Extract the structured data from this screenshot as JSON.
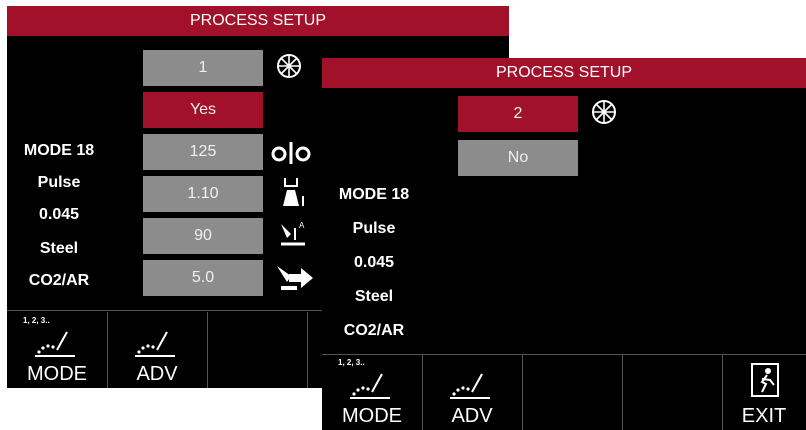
{
  "screen1": {
    "title": "PROCESS SETUP",
    "fields": [
      "1",
      "Yes",
      "125",
      "1.10",
      "90",
      "5.0"
    ],
    "labels": [
      "MODE 18",
      "Pulse",
      "0.045",
      "Steel",
      "CO2/AR"
    ],
    "buttons": {
      "mode_label": "MODE",
      "mode_sub": "1, 2, 3..",
      "adv_label": "ADV"
    }
  },
  "screen2": {
    "title": "PROCESS SETUP",
    "fields": [
      "2",
      "No"
    ],
    "labels": [
      "MODE 18",
      "Pulse",
      "0.045",
      "Steel",
      "CO2/AR"
    ],
    "buttons": {
      "mode_label": "MODE",
      "mode_sub": "1, 2, 3..",
      "adv_label": "ADV",
      "exit_label": "EXIT"
    }
  },
  "colors": {
    "accent": "#a2112a",
    "field_gray": "#8c8c8c",
    "background": "#000000"
  },
  "icons": [
    "memory-dial-icon",
    "run-in-icon",
    "gun-trigger-icon",
    "arc-control-icon",
    "wire-feed-icon",
    "mode-icon",
    "adv-icon",
    "exit-icon"
  ]
}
# # #
Do this:
Repeat the entries exactly and keep the pictures out of the copy.

Response:
Extract the structured data from this screenshot as JSON.
{
  "screen1": {
    "title": "PROCESS SETUP",
    "fields": [
      "1",
      "Yes",
      "125",
      "1.10",
      "90",
      "5.0"
    ],
    "labels": [
      "MODE 18",
      "Pulse",
      "0.045",
      "Steel",
      "CO2/AR"
    ],
    "buttons": {
      "mode_label": "MODE",
      "mode_sub": "1, 2, 3..",
      "adv_label": "ADV"
    }
  },
  "screen2": {
    "title": "PROCESS SETUP",
    "fields": [
      "2",
      "No"
    ],
    "labels": [
      "MODE 18",
      "Pulse",
      "0.045",
      "Steel",
      "CO2/AR"
    ],
    "buttons": {
      "mode_label": "MODE",
      "mode_sub": "1, 2, 3..",
      "adv_label": "ADV",
      "exit_label": "EXIT"
    }
  },
  "colors": {
    "accent": "#a2112a",
    "field_gray": "#8c8c8c",
    "background": "#000000"
  },
  "icons": [
    "memory-dial-icon",
    "run-in-icon",
    "gun-trigger-icon",
    "arc-control-icon",
    "wire-feed-icon",
    "mode-icon",
    "adv-icon",
    "exit-icon"
  ]
}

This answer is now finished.